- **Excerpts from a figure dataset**
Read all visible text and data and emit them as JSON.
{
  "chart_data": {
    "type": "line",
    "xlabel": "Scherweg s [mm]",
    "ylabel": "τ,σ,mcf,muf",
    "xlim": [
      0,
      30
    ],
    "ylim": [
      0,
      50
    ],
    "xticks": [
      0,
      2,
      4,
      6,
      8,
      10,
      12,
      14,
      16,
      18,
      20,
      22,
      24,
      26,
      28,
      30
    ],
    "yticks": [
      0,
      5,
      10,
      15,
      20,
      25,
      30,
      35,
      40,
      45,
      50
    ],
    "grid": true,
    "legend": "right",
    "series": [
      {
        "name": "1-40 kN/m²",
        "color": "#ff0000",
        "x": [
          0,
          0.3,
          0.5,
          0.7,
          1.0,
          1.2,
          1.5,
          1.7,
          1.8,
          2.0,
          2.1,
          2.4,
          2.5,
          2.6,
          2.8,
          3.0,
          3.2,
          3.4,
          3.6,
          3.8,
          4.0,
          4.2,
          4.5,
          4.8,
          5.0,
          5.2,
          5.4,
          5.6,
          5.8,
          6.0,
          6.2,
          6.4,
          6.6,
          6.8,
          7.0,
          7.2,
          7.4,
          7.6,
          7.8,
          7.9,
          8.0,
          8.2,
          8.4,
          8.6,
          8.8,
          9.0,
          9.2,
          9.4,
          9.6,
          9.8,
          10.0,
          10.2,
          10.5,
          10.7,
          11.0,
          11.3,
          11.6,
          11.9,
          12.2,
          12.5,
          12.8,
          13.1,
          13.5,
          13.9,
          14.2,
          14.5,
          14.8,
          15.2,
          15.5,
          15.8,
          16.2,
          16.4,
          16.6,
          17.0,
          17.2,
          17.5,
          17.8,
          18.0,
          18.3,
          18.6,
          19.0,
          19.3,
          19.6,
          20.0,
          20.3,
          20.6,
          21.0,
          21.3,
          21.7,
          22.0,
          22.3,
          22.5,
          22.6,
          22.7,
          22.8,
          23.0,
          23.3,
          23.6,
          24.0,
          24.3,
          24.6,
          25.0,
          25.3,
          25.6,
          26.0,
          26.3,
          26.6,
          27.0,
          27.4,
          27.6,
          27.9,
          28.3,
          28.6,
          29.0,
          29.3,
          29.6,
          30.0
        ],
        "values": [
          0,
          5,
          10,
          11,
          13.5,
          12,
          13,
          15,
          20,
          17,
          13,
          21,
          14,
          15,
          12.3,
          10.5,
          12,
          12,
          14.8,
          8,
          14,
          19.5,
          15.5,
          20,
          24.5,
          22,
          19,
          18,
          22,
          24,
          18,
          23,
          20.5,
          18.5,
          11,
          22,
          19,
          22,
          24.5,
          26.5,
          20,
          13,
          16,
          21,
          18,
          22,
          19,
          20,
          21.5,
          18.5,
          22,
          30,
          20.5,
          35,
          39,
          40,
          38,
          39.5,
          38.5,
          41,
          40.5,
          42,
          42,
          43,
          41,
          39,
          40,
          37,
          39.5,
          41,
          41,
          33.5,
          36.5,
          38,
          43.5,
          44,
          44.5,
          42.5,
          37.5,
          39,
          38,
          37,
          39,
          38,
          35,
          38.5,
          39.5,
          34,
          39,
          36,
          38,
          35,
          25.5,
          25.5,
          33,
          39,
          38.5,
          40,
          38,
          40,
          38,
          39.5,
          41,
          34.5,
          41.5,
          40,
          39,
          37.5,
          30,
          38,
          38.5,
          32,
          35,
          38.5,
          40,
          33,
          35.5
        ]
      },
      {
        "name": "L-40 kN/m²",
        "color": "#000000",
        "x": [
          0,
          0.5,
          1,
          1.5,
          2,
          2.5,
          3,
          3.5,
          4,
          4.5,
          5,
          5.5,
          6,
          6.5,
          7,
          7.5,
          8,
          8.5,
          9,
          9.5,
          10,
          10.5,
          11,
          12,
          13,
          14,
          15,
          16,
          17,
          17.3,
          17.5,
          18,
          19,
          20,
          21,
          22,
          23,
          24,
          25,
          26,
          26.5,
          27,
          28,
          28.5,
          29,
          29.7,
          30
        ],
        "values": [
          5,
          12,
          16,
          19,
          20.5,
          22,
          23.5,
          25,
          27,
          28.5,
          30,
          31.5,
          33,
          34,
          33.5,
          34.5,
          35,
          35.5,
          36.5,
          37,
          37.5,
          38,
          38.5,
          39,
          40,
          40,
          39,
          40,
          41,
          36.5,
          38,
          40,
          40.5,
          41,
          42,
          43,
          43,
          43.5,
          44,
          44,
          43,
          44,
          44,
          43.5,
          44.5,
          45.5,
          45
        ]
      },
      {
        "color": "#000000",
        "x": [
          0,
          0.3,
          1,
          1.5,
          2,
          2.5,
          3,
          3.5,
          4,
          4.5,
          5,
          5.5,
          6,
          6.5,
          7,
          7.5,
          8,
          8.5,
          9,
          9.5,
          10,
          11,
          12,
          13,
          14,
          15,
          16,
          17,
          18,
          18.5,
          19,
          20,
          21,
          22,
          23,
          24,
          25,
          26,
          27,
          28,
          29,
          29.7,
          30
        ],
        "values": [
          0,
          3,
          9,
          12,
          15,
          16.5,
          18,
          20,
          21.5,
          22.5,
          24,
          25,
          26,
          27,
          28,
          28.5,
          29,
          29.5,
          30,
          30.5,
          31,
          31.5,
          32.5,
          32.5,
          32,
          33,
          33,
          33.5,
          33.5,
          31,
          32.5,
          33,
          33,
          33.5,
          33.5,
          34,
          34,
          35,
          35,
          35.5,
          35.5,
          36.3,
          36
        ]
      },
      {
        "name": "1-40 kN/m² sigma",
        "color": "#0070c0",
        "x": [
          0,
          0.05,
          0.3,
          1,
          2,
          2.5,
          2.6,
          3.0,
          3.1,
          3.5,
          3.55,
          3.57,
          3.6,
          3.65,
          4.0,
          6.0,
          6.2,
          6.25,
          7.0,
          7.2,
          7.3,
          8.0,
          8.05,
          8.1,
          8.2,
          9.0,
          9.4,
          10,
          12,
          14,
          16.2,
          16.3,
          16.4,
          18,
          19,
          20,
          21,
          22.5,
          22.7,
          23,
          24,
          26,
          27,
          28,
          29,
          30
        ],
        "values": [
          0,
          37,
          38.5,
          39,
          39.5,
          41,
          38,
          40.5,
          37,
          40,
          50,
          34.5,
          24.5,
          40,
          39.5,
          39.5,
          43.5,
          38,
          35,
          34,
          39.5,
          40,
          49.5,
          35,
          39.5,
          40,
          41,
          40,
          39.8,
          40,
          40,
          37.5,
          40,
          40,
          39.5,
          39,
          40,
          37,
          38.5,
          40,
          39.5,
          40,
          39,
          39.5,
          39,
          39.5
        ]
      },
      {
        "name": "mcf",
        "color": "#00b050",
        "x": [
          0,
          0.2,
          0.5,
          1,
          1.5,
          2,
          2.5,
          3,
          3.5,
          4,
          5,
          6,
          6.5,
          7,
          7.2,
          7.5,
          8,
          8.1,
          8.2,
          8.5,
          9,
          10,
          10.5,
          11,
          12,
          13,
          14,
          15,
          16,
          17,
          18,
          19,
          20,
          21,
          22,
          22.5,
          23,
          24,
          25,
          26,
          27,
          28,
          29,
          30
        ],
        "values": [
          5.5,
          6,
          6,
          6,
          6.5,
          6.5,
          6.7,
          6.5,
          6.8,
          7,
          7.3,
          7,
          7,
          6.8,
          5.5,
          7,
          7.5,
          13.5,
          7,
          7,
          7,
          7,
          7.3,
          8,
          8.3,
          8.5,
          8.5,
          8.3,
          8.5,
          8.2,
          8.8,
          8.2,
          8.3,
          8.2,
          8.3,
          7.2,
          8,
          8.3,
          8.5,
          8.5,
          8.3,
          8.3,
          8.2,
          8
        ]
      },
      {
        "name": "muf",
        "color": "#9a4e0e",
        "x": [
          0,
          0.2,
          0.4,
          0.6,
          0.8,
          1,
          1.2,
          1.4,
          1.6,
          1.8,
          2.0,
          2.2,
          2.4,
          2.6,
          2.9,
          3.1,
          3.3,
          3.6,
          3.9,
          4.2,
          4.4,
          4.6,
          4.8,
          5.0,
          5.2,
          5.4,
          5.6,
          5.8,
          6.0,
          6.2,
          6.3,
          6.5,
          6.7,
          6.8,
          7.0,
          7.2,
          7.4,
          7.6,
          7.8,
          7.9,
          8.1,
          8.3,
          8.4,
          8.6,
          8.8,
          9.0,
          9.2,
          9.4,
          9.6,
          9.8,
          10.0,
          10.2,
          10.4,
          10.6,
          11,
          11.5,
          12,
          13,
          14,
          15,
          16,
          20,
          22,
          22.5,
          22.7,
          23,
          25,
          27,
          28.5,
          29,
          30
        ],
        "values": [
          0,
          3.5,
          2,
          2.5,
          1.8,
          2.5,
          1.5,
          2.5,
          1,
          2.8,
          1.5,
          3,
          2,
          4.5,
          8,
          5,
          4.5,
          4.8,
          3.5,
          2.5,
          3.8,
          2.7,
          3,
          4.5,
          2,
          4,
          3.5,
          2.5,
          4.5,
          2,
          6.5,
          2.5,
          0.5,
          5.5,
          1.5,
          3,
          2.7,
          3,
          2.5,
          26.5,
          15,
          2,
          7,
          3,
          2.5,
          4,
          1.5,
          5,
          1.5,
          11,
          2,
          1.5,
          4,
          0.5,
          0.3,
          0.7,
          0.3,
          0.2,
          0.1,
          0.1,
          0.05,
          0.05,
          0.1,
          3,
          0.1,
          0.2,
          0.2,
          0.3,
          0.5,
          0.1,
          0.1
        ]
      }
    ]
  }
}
==
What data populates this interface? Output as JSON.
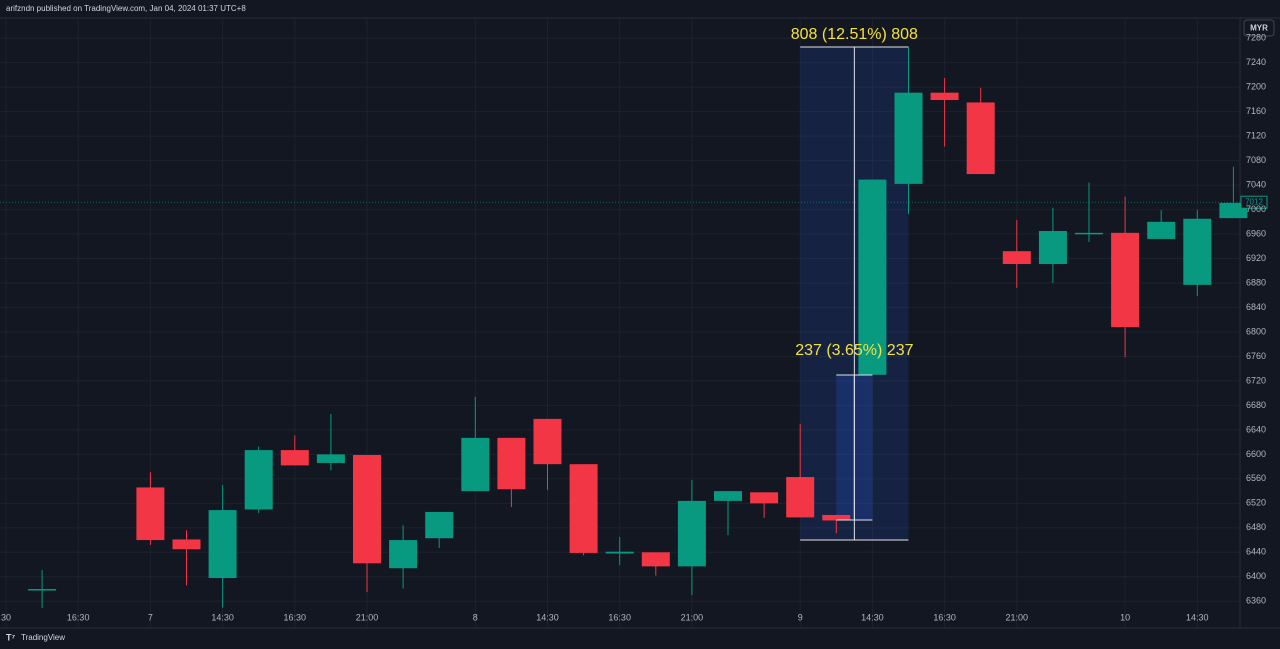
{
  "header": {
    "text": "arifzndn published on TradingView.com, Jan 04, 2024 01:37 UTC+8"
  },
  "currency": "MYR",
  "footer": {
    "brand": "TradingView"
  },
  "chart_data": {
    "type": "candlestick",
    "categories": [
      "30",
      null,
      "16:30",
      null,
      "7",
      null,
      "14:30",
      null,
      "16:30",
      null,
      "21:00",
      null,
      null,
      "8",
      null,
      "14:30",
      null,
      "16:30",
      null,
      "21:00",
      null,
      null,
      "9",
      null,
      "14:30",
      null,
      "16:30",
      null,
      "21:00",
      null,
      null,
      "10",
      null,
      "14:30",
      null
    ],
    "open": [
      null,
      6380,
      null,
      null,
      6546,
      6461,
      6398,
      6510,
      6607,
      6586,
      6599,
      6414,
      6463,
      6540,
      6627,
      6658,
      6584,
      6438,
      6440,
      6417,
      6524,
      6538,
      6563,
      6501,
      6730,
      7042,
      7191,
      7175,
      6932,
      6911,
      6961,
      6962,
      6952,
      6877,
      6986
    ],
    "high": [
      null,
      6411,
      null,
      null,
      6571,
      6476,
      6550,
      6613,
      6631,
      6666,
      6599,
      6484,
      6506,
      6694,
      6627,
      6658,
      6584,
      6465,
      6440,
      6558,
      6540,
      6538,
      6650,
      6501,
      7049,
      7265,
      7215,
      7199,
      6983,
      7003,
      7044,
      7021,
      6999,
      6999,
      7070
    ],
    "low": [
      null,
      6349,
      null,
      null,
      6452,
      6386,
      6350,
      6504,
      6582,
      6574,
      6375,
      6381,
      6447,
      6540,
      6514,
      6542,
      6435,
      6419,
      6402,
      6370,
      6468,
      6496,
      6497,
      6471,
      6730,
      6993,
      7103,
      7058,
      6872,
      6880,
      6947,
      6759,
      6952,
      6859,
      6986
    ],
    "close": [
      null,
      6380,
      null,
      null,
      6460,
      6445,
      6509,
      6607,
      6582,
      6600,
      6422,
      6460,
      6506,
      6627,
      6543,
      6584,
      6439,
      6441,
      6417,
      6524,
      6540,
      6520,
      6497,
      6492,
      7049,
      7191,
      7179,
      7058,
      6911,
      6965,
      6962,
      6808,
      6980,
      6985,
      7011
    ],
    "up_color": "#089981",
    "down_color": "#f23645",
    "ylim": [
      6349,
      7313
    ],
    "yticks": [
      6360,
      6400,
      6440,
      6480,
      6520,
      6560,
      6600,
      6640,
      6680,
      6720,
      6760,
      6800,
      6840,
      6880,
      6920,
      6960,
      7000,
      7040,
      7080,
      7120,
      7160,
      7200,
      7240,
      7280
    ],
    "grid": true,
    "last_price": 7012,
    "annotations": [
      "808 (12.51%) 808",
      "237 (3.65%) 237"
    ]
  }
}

- **WHAT THE TASK ASKS**
Identify all lines where the word "name" shows up. Copy them.

- **TASK RESPONSE**
        "name": "1-40 kN/m²",
        "name": "L-40 kN/m²",
        "name": "1-40 kN/m² sigma",
        "name": "mcf",
        "name": "muf",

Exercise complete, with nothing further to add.